• [Task goal]
Reproduce the following records line for line, without any alteration.

---------- Records supplied ----------

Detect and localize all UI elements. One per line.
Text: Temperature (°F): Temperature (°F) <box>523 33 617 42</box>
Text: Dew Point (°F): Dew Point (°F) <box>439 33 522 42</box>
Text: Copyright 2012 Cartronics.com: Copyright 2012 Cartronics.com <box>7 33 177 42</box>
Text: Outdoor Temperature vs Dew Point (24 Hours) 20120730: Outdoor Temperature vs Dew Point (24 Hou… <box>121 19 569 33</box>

----------

• [Result of this exercise]
Detect and localize all UI elements. One per line.
Text: Temperature (°F): Temperature (°F) <box>523 33 617 42</box>
Text: Dew Point (°F): Dew Point (°F) <box>439 33 522 42</box>
Text: Copyright 2012 Cartronics.com: Copyright 2012 Cartronics.com <box>7 33 177 42</box>
Text: Outdoor Temperature vs Dew Point (24 Hours) 20120730: Outdoor Temperature vs Dew Point (24 Hou… <box>121 19 569 33</box>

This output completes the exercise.